— DATA RECORDS —
┄┄┄┄┄┄┄┄┄┄┄┄┄┄┄┄┄┄┄┄
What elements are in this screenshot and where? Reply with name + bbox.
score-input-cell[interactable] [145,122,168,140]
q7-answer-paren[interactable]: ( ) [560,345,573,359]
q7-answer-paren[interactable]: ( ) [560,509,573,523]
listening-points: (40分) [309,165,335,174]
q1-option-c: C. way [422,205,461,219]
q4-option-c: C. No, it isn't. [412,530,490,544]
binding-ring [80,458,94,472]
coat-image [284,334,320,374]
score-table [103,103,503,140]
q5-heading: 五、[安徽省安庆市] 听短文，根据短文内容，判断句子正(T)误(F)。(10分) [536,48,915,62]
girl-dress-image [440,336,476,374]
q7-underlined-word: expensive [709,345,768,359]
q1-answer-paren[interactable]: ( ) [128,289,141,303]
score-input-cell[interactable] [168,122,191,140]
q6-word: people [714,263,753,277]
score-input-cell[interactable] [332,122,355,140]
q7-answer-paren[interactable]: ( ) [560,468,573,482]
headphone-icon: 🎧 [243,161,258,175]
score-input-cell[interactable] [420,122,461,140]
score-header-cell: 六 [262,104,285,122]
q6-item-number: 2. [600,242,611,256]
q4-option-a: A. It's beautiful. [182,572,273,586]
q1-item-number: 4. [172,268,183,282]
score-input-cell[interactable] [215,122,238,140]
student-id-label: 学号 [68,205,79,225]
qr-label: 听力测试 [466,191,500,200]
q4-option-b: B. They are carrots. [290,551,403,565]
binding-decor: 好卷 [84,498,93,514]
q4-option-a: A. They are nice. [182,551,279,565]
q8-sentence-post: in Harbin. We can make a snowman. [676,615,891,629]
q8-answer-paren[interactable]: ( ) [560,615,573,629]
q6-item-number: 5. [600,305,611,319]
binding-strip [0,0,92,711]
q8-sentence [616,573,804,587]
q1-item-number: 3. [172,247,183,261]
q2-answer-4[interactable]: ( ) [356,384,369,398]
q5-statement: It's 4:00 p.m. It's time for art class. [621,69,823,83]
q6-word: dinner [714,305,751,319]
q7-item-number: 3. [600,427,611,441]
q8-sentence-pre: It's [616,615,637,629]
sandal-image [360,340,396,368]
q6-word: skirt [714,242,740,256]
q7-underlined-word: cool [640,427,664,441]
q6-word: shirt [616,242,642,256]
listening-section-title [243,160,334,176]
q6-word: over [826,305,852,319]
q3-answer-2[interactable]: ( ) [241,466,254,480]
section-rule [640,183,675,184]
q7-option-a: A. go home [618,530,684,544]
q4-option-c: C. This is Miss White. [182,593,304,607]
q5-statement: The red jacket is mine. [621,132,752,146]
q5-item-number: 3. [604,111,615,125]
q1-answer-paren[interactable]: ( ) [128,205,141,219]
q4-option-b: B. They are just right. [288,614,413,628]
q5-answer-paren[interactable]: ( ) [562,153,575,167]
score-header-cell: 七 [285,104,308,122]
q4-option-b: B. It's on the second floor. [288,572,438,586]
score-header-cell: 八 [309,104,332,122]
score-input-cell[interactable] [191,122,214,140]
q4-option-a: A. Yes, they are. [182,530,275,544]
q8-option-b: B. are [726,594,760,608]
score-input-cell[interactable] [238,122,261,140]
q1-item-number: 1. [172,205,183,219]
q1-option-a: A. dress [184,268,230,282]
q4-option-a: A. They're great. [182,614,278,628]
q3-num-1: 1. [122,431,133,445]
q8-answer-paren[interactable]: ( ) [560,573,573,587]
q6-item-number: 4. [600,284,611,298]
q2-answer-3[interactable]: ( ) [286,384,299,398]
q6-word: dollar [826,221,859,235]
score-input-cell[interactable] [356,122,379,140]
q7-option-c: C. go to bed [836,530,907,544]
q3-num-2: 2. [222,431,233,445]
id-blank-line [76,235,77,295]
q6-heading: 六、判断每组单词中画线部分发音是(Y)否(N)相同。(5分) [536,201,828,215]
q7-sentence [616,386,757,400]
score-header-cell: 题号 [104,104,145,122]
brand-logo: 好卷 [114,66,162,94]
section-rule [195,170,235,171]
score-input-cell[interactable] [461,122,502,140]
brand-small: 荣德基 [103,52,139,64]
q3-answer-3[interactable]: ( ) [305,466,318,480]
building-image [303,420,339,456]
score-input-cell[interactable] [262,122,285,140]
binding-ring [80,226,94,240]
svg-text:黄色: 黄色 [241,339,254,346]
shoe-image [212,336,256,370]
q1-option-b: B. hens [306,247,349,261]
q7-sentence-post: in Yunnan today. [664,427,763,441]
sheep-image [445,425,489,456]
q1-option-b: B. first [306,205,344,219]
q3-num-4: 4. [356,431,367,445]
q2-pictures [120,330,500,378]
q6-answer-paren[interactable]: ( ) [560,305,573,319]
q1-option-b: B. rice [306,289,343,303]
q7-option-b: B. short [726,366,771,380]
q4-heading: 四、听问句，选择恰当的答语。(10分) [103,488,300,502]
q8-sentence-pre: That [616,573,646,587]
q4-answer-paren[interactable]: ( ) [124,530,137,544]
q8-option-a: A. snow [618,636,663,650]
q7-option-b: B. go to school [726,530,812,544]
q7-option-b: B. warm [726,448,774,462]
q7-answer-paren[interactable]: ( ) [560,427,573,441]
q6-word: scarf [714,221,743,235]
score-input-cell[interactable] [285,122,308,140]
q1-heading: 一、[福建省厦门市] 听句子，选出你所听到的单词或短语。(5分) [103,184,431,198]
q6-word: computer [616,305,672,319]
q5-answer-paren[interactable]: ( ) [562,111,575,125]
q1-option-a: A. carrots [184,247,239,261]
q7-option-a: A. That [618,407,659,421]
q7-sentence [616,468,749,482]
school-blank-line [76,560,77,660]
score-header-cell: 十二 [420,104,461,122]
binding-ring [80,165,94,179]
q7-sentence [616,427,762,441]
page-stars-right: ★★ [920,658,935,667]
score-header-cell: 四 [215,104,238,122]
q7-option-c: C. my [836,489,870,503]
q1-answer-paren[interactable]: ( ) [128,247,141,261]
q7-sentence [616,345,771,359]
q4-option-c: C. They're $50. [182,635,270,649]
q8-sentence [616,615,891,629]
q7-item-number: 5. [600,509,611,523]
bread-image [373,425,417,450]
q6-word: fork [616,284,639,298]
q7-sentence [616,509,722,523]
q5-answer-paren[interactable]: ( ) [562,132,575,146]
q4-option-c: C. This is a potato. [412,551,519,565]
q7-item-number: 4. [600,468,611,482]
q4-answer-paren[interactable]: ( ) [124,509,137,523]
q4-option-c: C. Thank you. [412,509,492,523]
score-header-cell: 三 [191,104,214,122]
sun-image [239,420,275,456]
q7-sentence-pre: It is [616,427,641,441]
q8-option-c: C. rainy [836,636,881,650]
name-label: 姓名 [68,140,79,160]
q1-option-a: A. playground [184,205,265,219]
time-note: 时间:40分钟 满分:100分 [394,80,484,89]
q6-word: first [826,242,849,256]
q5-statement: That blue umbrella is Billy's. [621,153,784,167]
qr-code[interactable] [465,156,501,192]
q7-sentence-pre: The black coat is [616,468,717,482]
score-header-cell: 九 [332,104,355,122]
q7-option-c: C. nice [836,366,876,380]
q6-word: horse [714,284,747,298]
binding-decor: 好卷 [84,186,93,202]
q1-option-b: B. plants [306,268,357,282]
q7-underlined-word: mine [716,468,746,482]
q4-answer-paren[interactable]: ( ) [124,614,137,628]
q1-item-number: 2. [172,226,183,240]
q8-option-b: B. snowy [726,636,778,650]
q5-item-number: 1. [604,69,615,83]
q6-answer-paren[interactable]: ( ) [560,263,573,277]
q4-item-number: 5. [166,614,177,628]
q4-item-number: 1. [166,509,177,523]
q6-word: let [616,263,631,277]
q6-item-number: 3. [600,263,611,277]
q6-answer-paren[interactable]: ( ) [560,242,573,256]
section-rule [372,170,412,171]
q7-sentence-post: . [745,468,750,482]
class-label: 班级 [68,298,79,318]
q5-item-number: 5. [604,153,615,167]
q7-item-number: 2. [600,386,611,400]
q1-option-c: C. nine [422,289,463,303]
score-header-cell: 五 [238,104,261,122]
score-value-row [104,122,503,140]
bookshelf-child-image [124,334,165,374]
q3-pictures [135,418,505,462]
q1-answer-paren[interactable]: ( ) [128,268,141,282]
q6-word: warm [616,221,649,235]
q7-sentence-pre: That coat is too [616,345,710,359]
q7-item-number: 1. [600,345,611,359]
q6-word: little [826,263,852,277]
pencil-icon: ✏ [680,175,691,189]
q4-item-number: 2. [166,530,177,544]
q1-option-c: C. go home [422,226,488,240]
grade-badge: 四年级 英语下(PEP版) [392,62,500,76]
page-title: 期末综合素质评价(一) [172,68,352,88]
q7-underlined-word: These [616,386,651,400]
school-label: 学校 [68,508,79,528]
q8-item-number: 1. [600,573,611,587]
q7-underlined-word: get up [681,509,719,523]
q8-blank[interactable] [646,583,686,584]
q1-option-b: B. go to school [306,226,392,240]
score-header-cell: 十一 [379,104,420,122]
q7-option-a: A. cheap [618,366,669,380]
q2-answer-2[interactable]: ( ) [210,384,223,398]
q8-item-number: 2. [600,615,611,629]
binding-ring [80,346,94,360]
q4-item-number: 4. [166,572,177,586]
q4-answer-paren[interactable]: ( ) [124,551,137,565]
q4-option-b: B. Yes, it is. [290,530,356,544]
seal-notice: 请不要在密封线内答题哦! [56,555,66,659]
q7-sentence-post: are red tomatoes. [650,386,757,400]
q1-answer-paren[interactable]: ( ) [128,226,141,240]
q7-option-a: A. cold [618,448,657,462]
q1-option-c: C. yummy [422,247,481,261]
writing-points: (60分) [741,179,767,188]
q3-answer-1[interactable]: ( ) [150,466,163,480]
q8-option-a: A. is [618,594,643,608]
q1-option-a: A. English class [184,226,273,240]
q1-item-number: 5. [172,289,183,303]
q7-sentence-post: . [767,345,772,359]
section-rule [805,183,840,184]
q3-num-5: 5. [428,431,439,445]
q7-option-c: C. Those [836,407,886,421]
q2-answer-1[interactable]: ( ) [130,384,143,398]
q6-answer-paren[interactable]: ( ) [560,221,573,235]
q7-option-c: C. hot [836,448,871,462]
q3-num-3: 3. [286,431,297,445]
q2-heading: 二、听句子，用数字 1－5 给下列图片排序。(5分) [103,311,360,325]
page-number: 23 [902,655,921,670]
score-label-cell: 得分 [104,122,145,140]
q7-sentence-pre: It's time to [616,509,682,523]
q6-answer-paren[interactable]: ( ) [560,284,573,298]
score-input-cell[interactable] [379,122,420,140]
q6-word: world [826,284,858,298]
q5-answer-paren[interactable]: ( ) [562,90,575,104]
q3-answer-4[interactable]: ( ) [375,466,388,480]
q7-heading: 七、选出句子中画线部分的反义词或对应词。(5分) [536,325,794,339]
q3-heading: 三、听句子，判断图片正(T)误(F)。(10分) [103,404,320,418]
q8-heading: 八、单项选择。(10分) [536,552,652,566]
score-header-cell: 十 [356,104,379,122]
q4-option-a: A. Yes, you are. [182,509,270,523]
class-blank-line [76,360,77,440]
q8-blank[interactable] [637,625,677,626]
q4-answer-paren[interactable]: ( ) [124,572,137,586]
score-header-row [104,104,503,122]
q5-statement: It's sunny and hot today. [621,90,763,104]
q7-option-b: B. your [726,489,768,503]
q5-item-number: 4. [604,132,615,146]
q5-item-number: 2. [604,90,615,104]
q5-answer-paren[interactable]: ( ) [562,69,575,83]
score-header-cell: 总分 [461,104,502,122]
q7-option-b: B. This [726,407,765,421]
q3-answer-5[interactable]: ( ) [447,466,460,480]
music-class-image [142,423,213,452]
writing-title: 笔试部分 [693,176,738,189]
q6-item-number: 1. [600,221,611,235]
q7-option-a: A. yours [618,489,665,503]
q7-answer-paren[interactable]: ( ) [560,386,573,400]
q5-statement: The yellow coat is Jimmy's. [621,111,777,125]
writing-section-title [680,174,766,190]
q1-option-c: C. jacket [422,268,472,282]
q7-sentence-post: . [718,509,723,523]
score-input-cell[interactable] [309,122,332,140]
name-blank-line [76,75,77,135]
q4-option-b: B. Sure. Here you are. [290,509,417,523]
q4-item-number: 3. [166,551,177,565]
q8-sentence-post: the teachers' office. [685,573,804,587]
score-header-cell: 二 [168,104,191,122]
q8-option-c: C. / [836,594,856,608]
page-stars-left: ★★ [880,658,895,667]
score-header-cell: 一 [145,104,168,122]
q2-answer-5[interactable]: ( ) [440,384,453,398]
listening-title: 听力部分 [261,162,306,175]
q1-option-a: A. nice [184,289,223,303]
┄┄┄┄┄┄┄┄┄┄┄┄┄┄┄┄┄┄┄┄
— EXERCISE GOAL —
Turn the data, from its first line up to and including the line with "score-table [103,103,503,140]", into a numbered list, leaving out any blank lines.

— EXERCISE SOLUTION —
1. What elements are in this screenshot and where? Reply with name + bbox.
2. score-input-cell[interactable] [145,122,168,140]
3. q7-answer-paren[interactable]: ( ) [560,345,573,359]
4. q7-answer-paren[interactable]: ( ) [560,509,573,523]
5. listening-points: (40分) [309,165,335,174]
6. q1-option-c: C. way [422,205,461,219]
7. q4-option-c: C. No, it isn't. [412,530,490,544]
8. binding-ring [80,458,94,472]
9. coat-image [284,334,320,374]
10. score-table [103,103,503,140]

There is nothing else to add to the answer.